INSTRUCTIONS FOR THE TASK: Pick out every line that holds the string "ylabel" and copy it.

DATA EXCERPTS:
-*-
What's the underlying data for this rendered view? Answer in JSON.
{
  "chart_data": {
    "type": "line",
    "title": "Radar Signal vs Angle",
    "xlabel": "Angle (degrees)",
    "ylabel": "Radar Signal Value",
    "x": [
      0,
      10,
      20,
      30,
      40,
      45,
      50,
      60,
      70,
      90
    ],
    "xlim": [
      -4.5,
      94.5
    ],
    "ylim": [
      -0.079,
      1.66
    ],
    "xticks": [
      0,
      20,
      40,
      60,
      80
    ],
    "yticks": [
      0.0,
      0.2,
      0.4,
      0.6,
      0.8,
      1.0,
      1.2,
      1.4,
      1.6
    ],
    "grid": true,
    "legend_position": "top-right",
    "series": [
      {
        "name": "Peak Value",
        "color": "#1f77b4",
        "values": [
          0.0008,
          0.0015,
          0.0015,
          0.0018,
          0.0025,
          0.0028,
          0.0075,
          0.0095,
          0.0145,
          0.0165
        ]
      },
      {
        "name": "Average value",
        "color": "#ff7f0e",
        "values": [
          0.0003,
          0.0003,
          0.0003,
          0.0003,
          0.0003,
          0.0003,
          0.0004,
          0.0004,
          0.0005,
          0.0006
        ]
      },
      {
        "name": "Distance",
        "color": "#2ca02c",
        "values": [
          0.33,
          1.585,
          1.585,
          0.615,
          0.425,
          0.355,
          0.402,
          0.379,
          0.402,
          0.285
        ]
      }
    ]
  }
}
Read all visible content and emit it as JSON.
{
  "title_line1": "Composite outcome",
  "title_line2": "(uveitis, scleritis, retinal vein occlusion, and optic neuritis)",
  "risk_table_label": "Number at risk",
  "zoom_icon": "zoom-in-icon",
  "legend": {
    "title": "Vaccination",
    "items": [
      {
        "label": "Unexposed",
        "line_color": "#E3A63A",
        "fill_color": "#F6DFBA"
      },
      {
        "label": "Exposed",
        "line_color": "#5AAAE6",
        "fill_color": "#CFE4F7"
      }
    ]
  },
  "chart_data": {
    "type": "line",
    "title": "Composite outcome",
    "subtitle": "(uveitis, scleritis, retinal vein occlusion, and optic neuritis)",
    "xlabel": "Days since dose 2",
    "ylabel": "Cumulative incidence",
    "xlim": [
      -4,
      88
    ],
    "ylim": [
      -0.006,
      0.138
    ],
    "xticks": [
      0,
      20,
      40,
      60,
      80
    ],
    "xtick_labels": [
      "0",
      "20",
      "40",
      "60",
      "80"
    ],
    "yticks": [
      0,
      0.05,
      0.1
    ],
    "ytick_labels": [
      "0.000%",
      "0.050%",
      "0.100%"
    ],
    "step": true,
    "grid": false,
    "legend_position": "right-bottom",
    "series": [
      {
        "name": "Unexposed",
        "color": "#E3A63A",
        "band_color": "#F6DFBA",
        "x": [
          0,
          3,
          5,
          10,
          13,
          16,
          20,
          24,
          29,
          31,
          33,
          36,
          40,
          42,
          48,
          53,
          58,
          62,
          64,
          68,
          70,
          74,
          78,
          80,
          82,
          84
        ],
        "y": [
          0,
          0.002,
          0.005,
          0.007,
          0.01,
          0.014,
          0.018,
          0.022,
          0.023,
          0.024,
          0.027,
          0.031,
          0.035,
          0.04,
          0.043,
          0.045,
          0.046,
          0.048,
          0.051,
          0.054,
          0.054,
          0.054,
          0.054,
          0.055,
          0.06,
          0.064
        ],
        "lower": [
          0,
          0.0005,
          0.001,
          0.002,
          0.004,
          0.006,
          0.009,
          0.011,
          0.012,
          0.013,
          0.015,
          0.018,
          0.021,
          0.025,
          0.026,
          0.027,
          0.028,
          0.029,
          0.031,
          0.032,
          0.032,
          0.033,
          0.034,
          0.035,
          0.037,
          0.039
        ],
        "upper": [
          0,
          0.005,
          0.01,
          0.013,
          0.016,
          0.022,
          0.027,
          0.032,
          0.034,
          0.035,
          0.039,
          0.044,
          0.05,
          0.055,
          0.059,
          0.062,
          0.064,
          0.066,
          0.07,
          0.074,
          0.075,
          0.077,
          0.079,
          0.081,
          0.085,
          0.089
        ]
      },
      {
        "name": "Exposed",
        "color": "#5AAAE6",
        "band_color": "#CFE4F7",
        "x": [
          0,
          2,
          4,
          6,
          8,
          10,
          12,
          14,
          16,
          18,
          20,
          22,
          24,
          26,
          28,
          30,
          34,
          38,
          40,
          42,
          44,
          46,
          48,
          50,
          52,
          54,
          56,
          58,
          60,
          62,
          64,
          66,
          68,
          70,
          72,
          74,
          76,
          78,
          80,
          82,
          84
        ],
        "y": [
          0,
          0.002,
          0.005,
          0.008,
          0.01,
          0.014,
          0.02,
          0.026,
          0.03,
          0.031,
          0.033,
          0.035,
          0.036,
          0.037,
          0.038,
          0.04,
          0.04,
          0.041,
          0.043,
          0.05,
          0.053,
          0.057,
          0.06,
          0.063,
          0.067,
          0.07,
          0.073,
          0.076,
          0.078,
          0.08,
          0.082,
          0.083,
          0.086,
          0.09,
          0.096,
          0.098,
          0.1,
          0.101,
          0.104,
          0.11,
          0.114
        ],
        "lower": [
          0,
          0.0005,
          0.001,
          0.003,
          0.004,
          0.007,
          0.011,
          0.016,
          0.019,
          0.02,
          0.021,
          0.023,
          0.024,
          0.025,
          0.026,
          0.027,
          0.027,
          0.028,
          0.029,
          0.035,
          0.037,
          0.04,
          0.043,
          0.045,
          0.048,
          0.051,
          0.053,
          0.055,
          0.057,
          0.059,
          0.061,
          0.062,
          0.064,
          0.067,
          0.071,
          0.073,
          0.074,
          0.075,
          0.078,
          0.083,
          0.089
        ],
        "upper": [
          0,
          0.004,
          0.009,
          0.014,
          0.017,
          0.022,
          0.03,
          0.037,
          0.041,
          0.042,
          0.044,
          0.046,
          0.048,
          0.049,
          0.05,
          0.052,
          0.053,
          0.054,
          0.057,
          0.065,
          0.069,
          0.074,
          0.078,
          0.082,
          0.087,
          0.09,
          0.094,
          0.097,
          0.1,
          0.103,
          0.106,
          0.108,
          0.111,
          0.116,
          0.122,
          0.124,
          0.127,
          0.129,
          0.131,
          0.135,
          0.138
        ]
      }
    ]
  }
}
-*-
RESULT:
    "ylabel": "Radar Signal Value",
    "ylabel": "Cumulative incidence",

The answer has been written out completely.